-- Start Reading text --

Khaddam argued that a policy of ignoring the Palestinians could result in the alliance of Palestinians with others who would not be party to a peace agreement, and that could be dangerous. Several other Arab states might accuse Syria, Egypt, and Jordan of having abandoned Palestinian interests. There would also be international quarters who would try to take advantage of the situation. Any agreement that ignored the core issue would fall flat. The same fate befell other agreements and treaties which did the same. Therefore, since Syria wants peace, Syria wants serious discussions and preparations. Syrian leaders have to ask whether public opinion would accept any alternative to dealing with the Palestinian question. Even if policemen could be put on every street corner, the Syrians would not accept such an approach, and it would be contrary to our own interests. Syria has Palestinian refugees in its country. Where are their rights, and where is their future?

If we are seeking a just and durable peace, all of this has to be on the table. Syria cannot understand the US commitment under the Sinai II not to talk to the Palestinians. The United States had a commitment to South Vietnam, and it was dragged into war, but eventually the US commitment to South Vietnam was ended. Which is more important, Khaddam asked, a commitment to a policy that is worn out, a commitment that gives Israel too much, or a policy of undoing that commitment in order to reach real peace? Secretary Vance replied that it was unfair to compare the South Vietnamese situation to the Sinai II commitment. Khaddam had not accurately stated all of the facts concerning Vietnam and the comparison was not a good one. The United States does have a commitment under Sinai II, and it has tried to find a constructive way to relieve the constraint of that commitment and to open the way to talks with the PLO. He hoped that Syria would help. [Page 390] Khaddam said that he did not believe the situation was more complex, and he jokingly suggested that he could arrange a meeting with Arafat. The Secretary said that if the PLO made the appropriate statement, then we would talk. Khaddam said that we should talk to them first.

Turning to the question of representation at the Geneva Conference, Khaddam referred to the position stated by President Assad of preferring the unified Arab delegation which would include all of the Arab parties and the PLO. The only alternative to that would be PLO participation at Geneva on its own. Syria does not want to adhere to just one view, and it does want movement. But the proper circumstances must be created to get movement. If the PLO can be considered terrorists, then Israel under Begin should also be viewed as terrorists. On the question of recognition of Israel, Syria does not recognize Israel, but it is prepared to go to Geneva with Israel, and Israel accepts that. We must go back to the question of whether there is a Palestinian problem or not. Are the Palestinians in a social and political position to express their own view of the future or not? Is there an international legitimacy to the PLO or not? If you want to solve the problem, it is inescapable that all parties to the dispute must be represented. King Hussein cannot represent the Palestinians. Syria cannot represent them. Egypt cannot. We want representation in the framework of responsibility. If the Palestinians were left out, they would go on a rampage. The French negotiated with the FLN. The US negotiated with the National Liberation Front. The US could have refused to do so, but the war would have gone on. That would have been contrary to the American policy of ending the war. If the objective is peace, then all must sit at the table. If the objective is not peace, then each party is on its own. We in Syria need peace and want peace and are ready to move in a way that will achieve this goal. But to ignore the Palestinians will not secure the achievement of peace, and will create new struggles. Khaddam said that he did not think the United States wanted to see this. Syria hoped for pressure on Israel to submit to international legality. Khaddam would not comment on Begin’s views, because he felt that Mr. Vance did not take them all that seriously.

-- End Reading text --
-- Start Entries shown --

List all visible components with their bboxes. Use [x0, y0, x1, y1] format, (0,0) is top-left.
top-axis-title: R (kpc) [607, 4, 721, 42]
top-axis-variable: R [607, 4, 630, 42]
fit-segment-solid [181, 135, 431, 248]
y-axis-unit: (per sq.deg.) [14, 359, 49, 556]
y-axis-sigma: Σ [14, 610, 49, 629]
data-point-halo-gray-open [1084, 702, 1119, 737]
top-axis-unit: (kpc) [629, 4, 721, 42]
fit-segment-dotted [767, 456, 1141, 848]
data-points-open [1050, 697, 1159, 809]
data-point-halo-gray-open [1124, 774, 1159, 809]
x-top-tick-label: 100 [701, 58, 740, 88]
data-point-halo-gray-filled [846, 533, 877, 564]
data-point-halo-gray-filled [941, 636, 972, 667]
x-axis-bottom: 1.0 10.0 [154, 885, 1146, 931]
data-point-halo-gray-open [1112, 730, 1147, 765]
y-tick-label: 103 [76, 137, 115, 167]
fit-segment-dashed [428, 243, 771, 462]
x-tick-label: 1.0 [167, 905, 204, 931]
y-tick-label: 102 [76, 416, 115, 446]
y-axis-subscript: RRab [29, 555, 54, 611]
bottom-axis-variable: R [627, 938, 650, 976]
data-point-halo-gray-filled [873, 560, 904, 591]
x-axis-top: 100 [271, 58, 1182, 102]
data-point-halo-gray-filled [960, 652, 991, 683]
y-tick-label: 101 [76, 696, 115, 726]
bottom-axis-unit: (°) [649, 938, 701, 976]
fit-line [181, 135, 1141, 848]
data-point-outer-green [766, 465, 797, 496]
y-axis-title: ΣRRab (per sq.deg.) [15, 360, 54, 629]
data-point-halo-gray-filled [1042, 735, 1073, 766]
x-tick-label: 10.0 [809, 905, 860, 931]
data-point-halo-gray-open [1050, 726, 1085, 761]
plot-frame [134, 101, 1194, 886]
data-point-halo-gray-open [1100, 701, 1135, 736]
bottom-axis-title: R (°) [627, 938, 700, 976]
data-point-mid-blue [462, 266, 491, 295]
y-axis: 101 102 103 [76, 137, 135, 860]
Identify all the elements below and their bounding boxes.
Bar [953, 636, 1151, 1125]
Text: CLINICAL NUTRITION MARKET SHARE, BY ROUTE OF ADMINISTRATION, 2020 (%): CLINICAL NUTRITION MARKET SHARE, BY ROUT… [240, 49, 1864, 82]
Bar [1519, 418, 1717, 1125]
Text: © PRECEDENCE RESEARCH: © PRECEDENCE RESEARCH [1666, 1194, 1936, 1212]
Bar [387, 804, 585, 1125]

-- End Entries shown --

» Set problem:
Answer these questions about the Syrian position text:
1. Which states might other Arab states accuse of abandoning Palestinian interests?
2. What comparison did Secretary Vance call unfair?
3. What kind of delegation did President Assad prefer at the Geneva Conference?

» Reply to the exercise:
1. Syria, Egypt, and Jordan.
2. Comparing the South Vietnamese situation to the Sinai II commitment.
3. A unified Arab delegation that would include all of the Arab parties and the PLO.